SHORT PROBLEM
Whenever a line below holds the word "label", copy that line.

(Records contained in a dataset)
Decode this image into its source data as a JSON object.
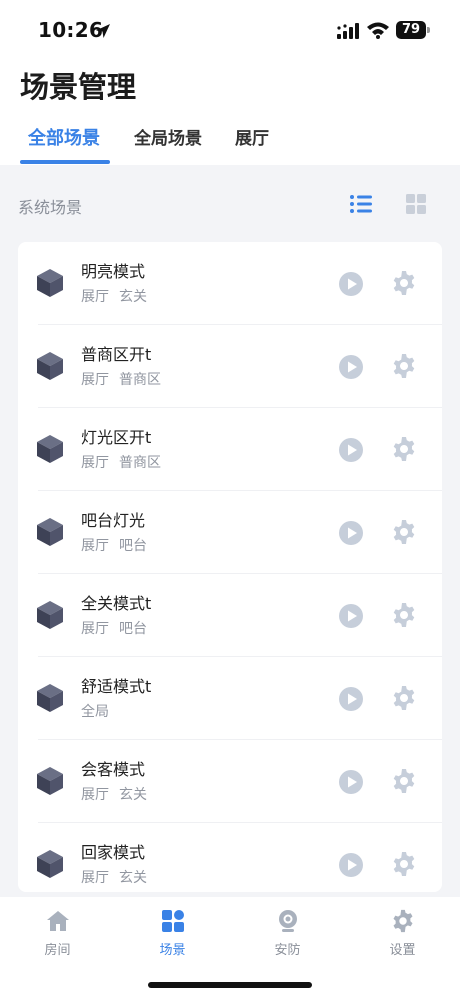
{
  "status_bar": {
    "time": "10:26",
    "battery": "79"
  },
  "page": {
    "title": "场景管理"
  },
  "tabs": [
    {
      "label": "全部场景",
      "active": true
    },
    {
      "label": "全局场景",
      "active": false
    },
    {
      "label": "展厅",
      "active": false
    }
  ],
  "section": {
    "title": "系统场景"
  },
  "scenes": [
    {
      "name": "明亮模式",
      "tags": [
        "展厅",
        "玄关"
      ]
    },
    {
      "name": "普商区开t",
      "tags": [
        "展厅",
        "普商区"
      ]
    },
    {
      "name": "灯光区开t",
      "tags": [
        "展厅",
        "普商区"
      ]
    },
    {
      "name": "吧台灯光",
      "tags": [
        "展厅",
        "吧台"
      ]
    },
    {
      "name": "全关模式t",
      "tags": [
        "展厅",
        "吧台"
      ]
    },
    {
      "name": "舒适模式t",
      "tags": [
        "全局"
      ]
    },
    {
      "name": "会客模式",
      "tags": [
        "展厅",
        "玄关"
      ]
    },
    {
      "name": "回家模式",
      "tags": [
        "展厅",
        "玄关"
      ]
    }
  ],
  "bottom_nav": [
    {
      "label": "房间",
      "icon": "house-icon",
      "active": false
    },
    {
      "label": "场景",
      "icon": "scene-grid-icon",
      "active": true
    },
    {
      "label": "安防",
      "icon": "camera-icon",
      "active": false
    },
    {
      "label": "设置",
      "icon": "gear-icon",
      "active": false
    }
  ],
  "colors": {
    "accent": "#3a82e6",
    "icon_muted": "#c2cad6",
    "cube": "#4a4e63"
  }
}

SOLUTION FOR THIS PROBLEM
      "label": "全部场景",
      "label": "全局场景",
      "label": "展厅",
      "label": "房间",
      "label": "场景",
      "label": "安防",
      "label": "设置",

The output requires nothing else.